▶ **GIVEN EXERCISE**:
Work out how many lines have "Overset" in them. Give only that number.

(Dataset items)
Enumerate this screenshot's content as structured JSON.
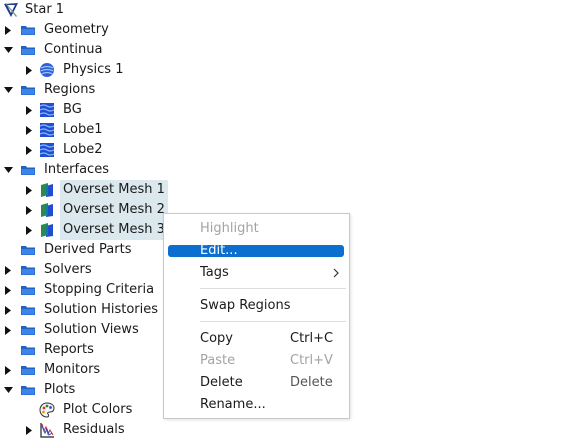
{
  "tree": {
    "root": "Star 1",
    "geometry": "Geometry",
    "continua": "Continua",
    "physics1": "Physics 1",
    "regions": "Regions",
    "bg": "BG",
    "lobe1": "Lobe1",
    "lobe2": "Lobe2",
    "interfaces": "Interfaces",
    "overset1": "Overset Mesh 1",
    "overset2": "Overset Mesh 2",
    "overset3": "Overset Mesh 3",
    "derived_parts": "Derived Parts",
    "solvers": "Solvers",
    "stopping_criteria": "Stopping Criteria",
    "solution_histories": "Solution Histories",
    "solution_views": "Solution Views",
    "reports": "Reports",
    "monitors": "Monitors",
    "plots": "Plots",
    "plot_colors": "Plot Colors",
    "residuals": "Residuals"
  },
  "context_menu": {
    "highlight": "Highlight",
    "edit": "Edit...",
    "tags": "Tags",
    "swap_regions": "Swap Regions",
    "copy": "Copy",
    "copy_shortcut": "Ctrl+C",
    "paste": "Paste",
    "paste_shortcut": "Ctrl+V",
    "delete": "Delete",
    "delete_shortcut": "Delete",
    "rename": "Rename..."
  },
  "colors": {
    "folder_blue": "#1f62c9",
    "selection_bg": "#dbe9ef",
    "menu_highlight": "#0b6fd0",
    "disabled_text": "#a3a3a3"
  }
}
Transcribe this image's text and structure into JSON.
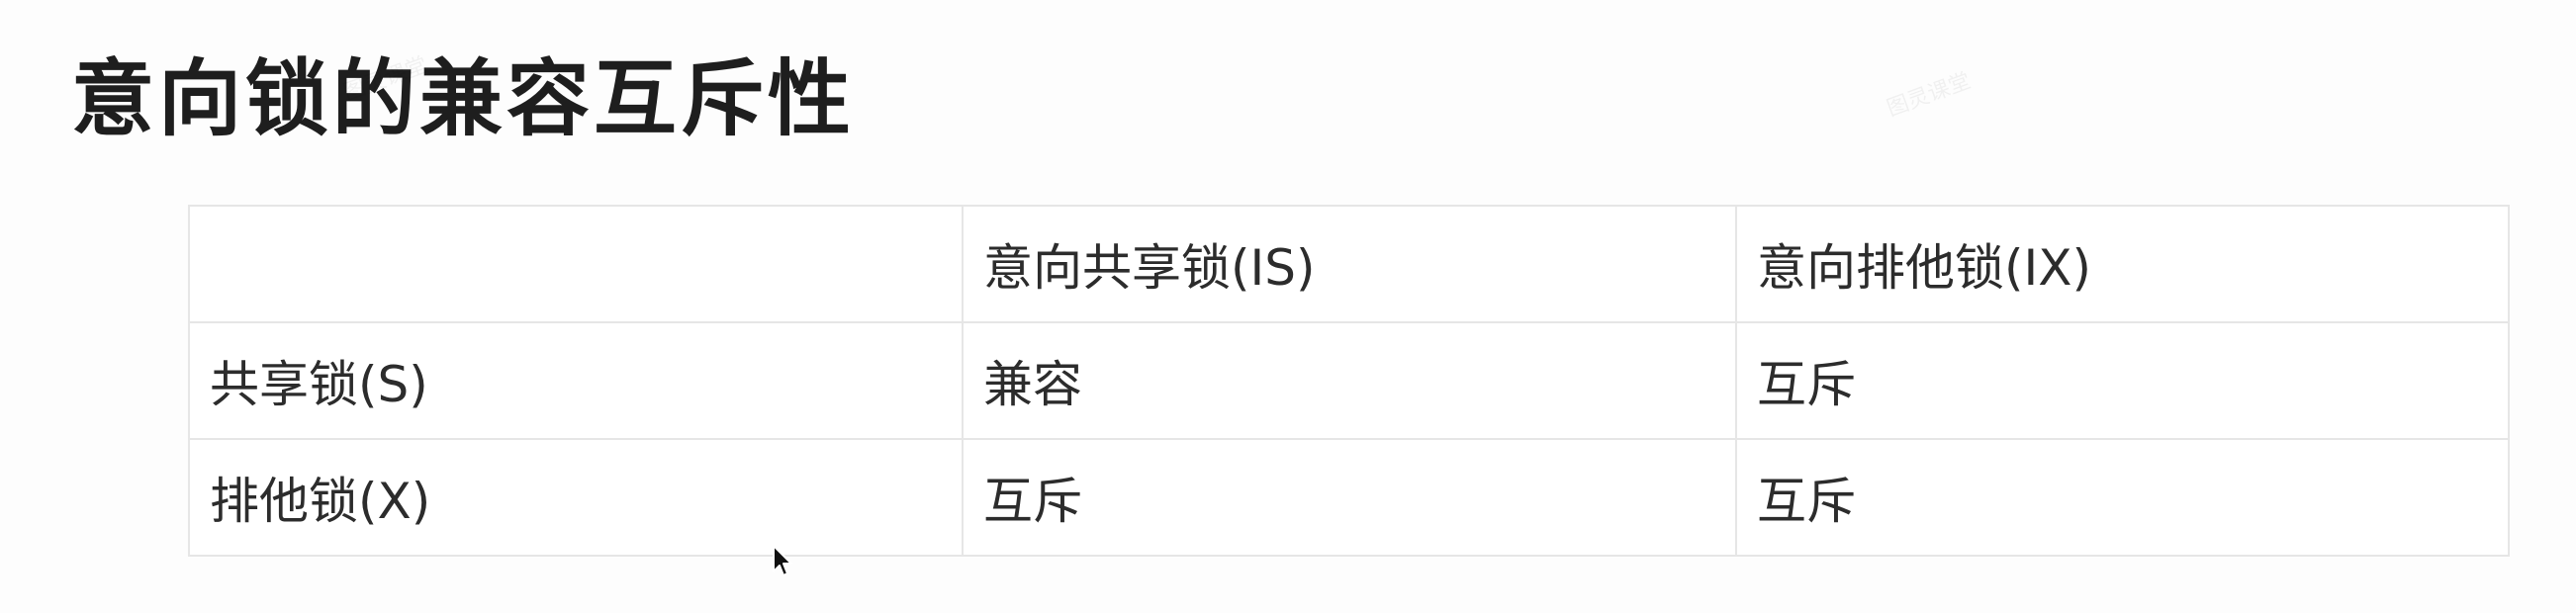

▶ **EXERCISE RESPONSE**:
3